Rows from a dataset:
^^^^^^^^

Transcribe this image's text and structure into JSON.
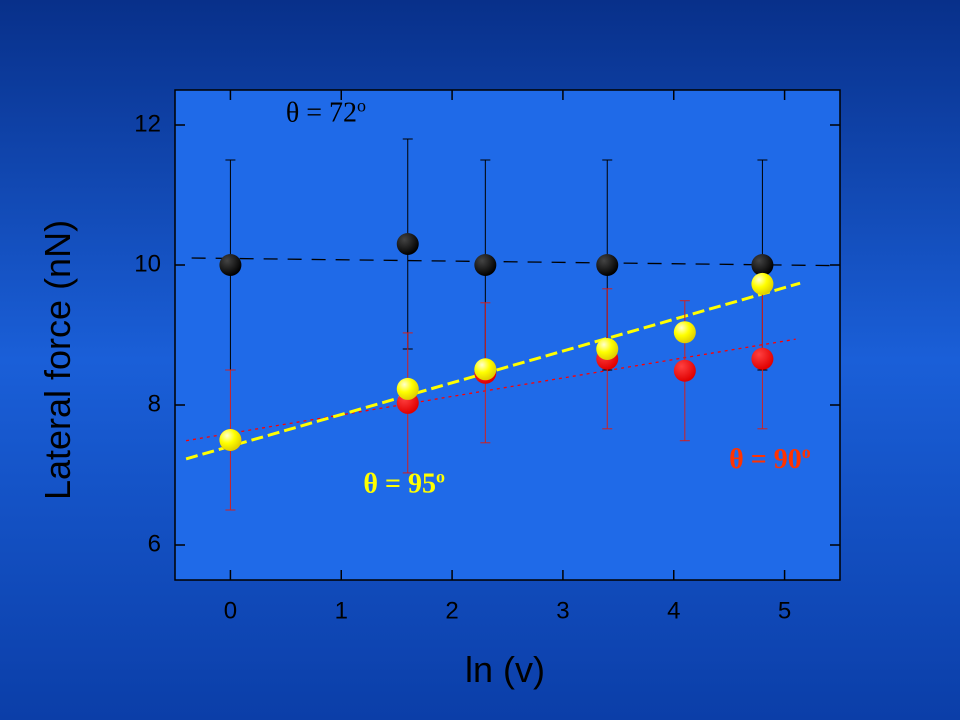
{
  "chart_data": {
    "type": "scatter",
    "x_label": "ln (v)",
    "y_label": "Lateral force (nN)",
    "xlim": [
      -0.5,
      5.5
    ],
    "ylim": [
      5.5,
      12.5
    ],
    "xticks": [
      0,
      1,
      2,
      3,
      4,
      5
    ],
    "yticks": [
      6,
      8,
      10,
      12
    ],
    "series": [
      {
        "label": "θ = 72",
        "sup": "o",
        "color": "#000000",
        "label_color": "#000000",
        "label_x": 0.5,
        "label_y": 12.05,
        "x": [
          0,
          1.6,
          2.3,
          3.4,
          4.8
        ],
        "values": [
          10,
          10.3,
          10,
          10,
          10
        ],
        "errors": [
          1.5,
          1.5,
          1.5,
          1.5,
          1.5
        ],
        "fit": {
          "x": [
            -0.35,
            5.5
          ],
          "values": [
            10.1,
            9.99
          ],
          "dash": "14 10"
        }
      },
      {
        "label": "θ = 90",
        "sup": "o",
        "color": "#ff0000",
        "label_color": "#ff3300",
        "label_x": 4.5,
        "label_y": 7.1,
        "x": [
          0,
          1.6,
          2.3,
          3.4,
          4.1,
          4.8
        ],
        "values": [
          7.5,
          8.03,
          8.46,
          8.66,
          8.49,
          8.66
        ],
        "errors": [
          1,
          1,
          1,
          1,
          1,
          1
        ],
        "fit": {
          "x": [
            -0.4,
            5.1
          ],
          "values": [
            7.49,
            8.94
          ],
          "dash": "3 4"
        }
      },
      {
        "label": "θ = 95",
        "sup": "o",
        "color": "#ffff00",
        "label_color": "#ffff00",
        "label_x": 1.2,
        "label_y": 6.75,
        "x": [
          0,
          1.6,
          2.3,
          3.4,
          4.1,
          4.8
        ],
        "values": [
          7.5,
          8.23,
          8.51,
          8.8,
          9.04,
          9.73
        ],
        "fit": {
          "x": [
            -0.4,
            5.14
          ],
          "values": [
            7.23,
            9.74
          ],
          "dash": "12 5"
        }
      }
    ]
  }
}
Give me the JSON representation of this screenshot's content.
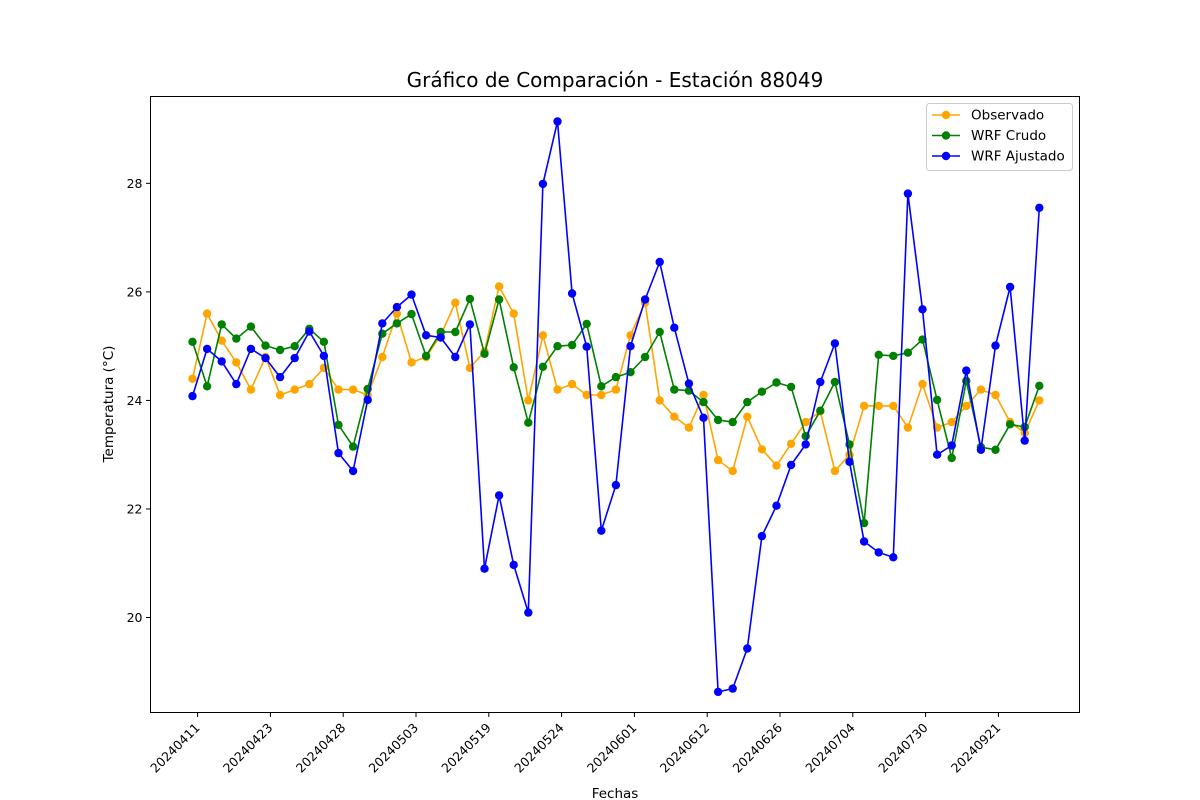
{
  "chart_data": {
    "type": "line",
    "title": "Gráfico de Comparación - Estación 88049",
    "xlabel": "Fechas",
    "ylabel": "Temperatura (°C)",
    "ylim": [
      18.25,
      29.6
    ],
    "yticks": [
      20,
      22,
      24,
      26,
      28
    ],
    "xtick_labels": [
      "20240411",
      "20240423",
      "20240428",
      "20240503",
      "20240519",
      "20240524",
      "20240601",
      "20240612",
      "20240626",
      "20240704",
      "20240730",
      "20240921"
    ],
    "legend_position": "top-right",
    "grid": false,
    "series": [
      {
        "name": "Observado",
        "color": "#ffa500",
        "values": [
          24.4,
          25.6,
          25.1,
          24.7,
          24.2,
          24.8,
          24.1,
          24.2,
          24.3,
          24.6,
          24.2,
          24.2,
          24.1,
          24.8,
          25.6,
          24.7,
          24.8,
          25.2,
          25.8,
          24.6,
          24.9,
          26.1,
          25.6,
          24.0,
          25.2,
          24.2,
          24.3,
          24.1,
          24.1,
          24.2,
          25.2,
          25.8,
          24.0,
          23.7,
          23.5,
          24.1,
          22.9,
          22.7,
          23.7,
          23.1,
          22.8,
          23.2,
          23.6,
          23.8,
          22.7,
          23.0,
          23.9,
          23.9,
          23.9,
          23.5,
          24.3,
          23.5,
          23.6,
          23.9,
          24.2,
          24.1,
          23.6,
          23.4,
          24.0
        ]
      },
      {
        "name": "WRF Crudo",
        "color": "#008000",
        "values": [
          25.08,
          24.26,
          25.4,
          25.14,
          25.36,
          25.01,
          24.93,
          25.0,
          25.32,
          25.08,
          23.55,
          23.15,
          24.21,
          25.23,
          25.42,
          25.59,
          24.82,
          25.26,
          25.26,
          25.87,
          24.86,
          25.86,
          24.61,
          23.59,
          24.62,
          25.0,
          25.02,
          25.41,
          24.26,
          24.43,
          24.52,
          24.8,
          25.26,
          24.2,
          24.18,
          23.97,
          23.64,
          23.6,
          23.97,
          24.16,
          24.33,
          24.25,
          23.34,
          23.81,
          24.34,
          23.19,
          21.74,
          24.84,
          24.82,
          24.88,
          25.12,
          24.01,
          22.94,
          24.36,
          23.14,
          23.09,
          23.56,
          23.51,
          24.27
        ]
      },
      {
        "name": "WRF Ajustado",
        "color": "#0000ff",
        "values": [
          24.08,
          24.95,
          24.72,
          24.3,
          24.95,
          24.78,
          24.43,
          24.78,
          25.27,
          24.82,
          23.03,
          22.7,
          24.01,
          25.42,
          25.72,
          25.95,
          25.2,
          25.16,
          24.8,
          25.4,
          20.9,
          22.25,
          20.97,
          20.09,
          27.99,
          29.14,
          25.97,
          24.99,
          21.6,
          22.44,
          25.0,
          25.86,
          26.55,
          25.34,
          24.31,
          23.68,
          18.63,
          18.69,
          19.43,
          21.5,
          22.06,
          22.81,
          23.19,
          24.34,
          25.05,
          22.87,
          21.4,
          21.2,
          21.11,
          27.81,
          25.68,
          23.0,
          23.17,
          24.55,
          23.09,
          25.01,
          26.09,
          23.26,
          27.55
        ]
      }
    ]
  }
}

^^^^^^^^

Write every entry out again exactly, dropping the pictures.

Transcribe this image's text and structure into JSON.
{
  "chart_data": {
    "type": "scatter",
    "x_label": "ln (v)",
    "y_label": "Lateral force (nN)",
    "xlim": [
      -0.5,
      5.5
    ],
    "ylim": [
      5.5,
      12.5
    ],
    "xticks": [
      0,
      1,
      2,
      3,
      4,
      5
    ],
    "yticks": [
      6,
      8,
      10,
      12
    ],
    "series": [
      {
        "label": "θ = 72",
        "sup": "o",
        "color": "#000000",
        "label_color": "#000000",
        "label_x": 0.5,
        "label_y": 12.05,
        "x": [
          0,
          1.6,
          2.3,
          3.4,
          4.8
        ],
        "values": [
          10,
          10.3,
          10,
          10,
          10
        ],
        "errors": [
          1.5,
          1.5,
          1.5,
          1.5,
          1.5
        ],
        "fit": {
          "x": [
            -0.35,
            5.5
          ],
          "values": [
            10.1,
            9.99
          ],
          "dash": "14 10"
        }
      },
      {
        "label": "θ = 90",
        "sup": "o",
        "color": "#ff0000",
        "label_color": "#ff3300",
        "label_x": 4.5,
        "label_y": 7.1,
        "x": [
          0,
          1.6,
          2.3,
          3.4,
          4.1,
          4.8
        ],
        "values": [
          7.5,
          8.03,
          8.46,
          8.66,
          8.49,
          8.66
        ],
        "errors": [
          1,
          1,
          1,
          1,
          1,
          1
        ],
        "fit": {
          "x": [
            -0.4,
            5.1
          ],
          "values": [
            7.49,
            8.94
          ],
          "dash": "3 4"
        }
      },
      {
        "label": "θ = 95",
        "sup": "o",
        "color": "#ffff00",
        "label_color": "#ffff00",
        "label_x": 1.2,
        "label_y": 6.75,
        "x": [
          0,
          1.6,
          2.3,
          3.4,
          4.1,
          4.8
        ],
        "values": [
          7.5,
          8.23,
          8.51,
          8.8,
          9.04,
          9.73
        ],
        "fit": {
          "x": [
            -0.4,
            5.14
          ],
          "values": [
            7.23,
            9.74
          ],
          "dash": "12 5"
        }
      }
    ]
  }
}
Give me the JSON representation of this screenshot's content.
{
  "chart_data": {
    "type": "line",
    "title": "Gráfico de Comparación - Estación 88049",
    "xlabel": "Fechas",
    "ylabel": "Temperatura (°C)",
    "ylim": [
      18.25,
      29.6
    ],
    "yticks": [
      20,
      22,
      24,
      26,
      28
    ],
    "xtick_labels": [
      "20240411",
      "20240423",
      "20240428",
      "20240503",
      "20240519",
      "20240524",
      "20240601",
      "20240612",
      "20240626",
      "20240704",
      "20240730",
      "20240921"
    ],
    "legend_position": "top-right",
    "grid": false,
    "series": [
      {
        "name": "Observado",
        "color": "#ffa500",
        "values": [
          24.4,
          25.6,
          25.1,
          24.7,
          24.2,
          24.8,
          24.1,
          24.2,
          24.3,
          24.6,
          24.2,
          24.2,
          24.1,
          24.8,
          25.6,
          24.7,
          24.8,
          25.2,
          25.8,
          24.6,
          24.9,
          26.1,
          25.6,
          24.0,
          25.2,
          24.2,
          24.3,
          24.1,
          24.1,
          24.2,
          25.2,
          25.8,
          24.0,
          23.7,
          23.5,
          24.1,
          22.9,
          22.7,
          23.7,
          23.1,
          22.8,
          23.2,
          23.6,
          23.8,
          22.7,
          23.0,
          23.9,
          23.9,
          23.9,
          23.5,
          24.3,
          23.5,
          23.6,
          23.9,
          24.2,
          24.1,
          23.6,
          23.4,
          24.0
        ]
      },
      {
        "name": "WRF Crudo",
        "color": "#008000",
        "values": [
          25.08,
          24.26,
          25.4,
          25.14,
          25.36,
          25.01,
          24.93,
          25.0,
          25.32,
          25.08,
          23.55,
          23.15,
          24.21,
          25.23,
          25.42,
          25.59,
          24.82,
          25.26,
          25.26,
          25.87,
          24.86,
          25.86,
          24.61,
          23.59,
          24.62,
          25.0,
          25.02,
          25.41,
          24.26,
          24.43,
          24.52,
          24.8,
          25.26,
          24.2,
          24.18,
          23.97,
          23.64,
          23.6,
          23.97,
          24.16,
          24.33,
          24.25,
          23.34,
          23.81,
          24.34,
          23.19,
          21.74,
          24.84,
          24.82,
          24.88,
          25.12,
          24.01,
          22.94,
          24.36,
          23.14,
          23.09,
          23.56,
          23.51,
          24.27
        ]
      },
      {
        "name": "WRF Ajustado",
        "color": "#0000ff",
        "values": [
          24.08,
          24.95,
          24.72,
          24.3,
          24.95,
          24.78,
          24.43,
          24.78,
          25.27,
          24.82,
          23.03,
          22.7,
          24.01,
          25.42,
          25.72,
          25.95,
          25.2,
          25.16,
          24.8,
          25.4,
          20.9,
          22.25,
          20.97,
          20.09,
          27.99,
          29.14,
          25.97,
          24.99,
          21.6,
          22.44,
          25.0,
          25.86,
          26.55,
          25.34,
          24.31,
          23.68,
          18.63,
          18.69,
          19.43,
          21.5,
          22.06,
          22.81,
          23.19,
          24.34,
          25.05,
          22.87,
          21.4,
          21.2,
          21.11,
          27.81,
          25.68,
          23.0,
          23.17,
          24.55,
          23.09,
          25.01,
          26.09,
          23.26,
          27.55
        ]
      }
    ]
  }
}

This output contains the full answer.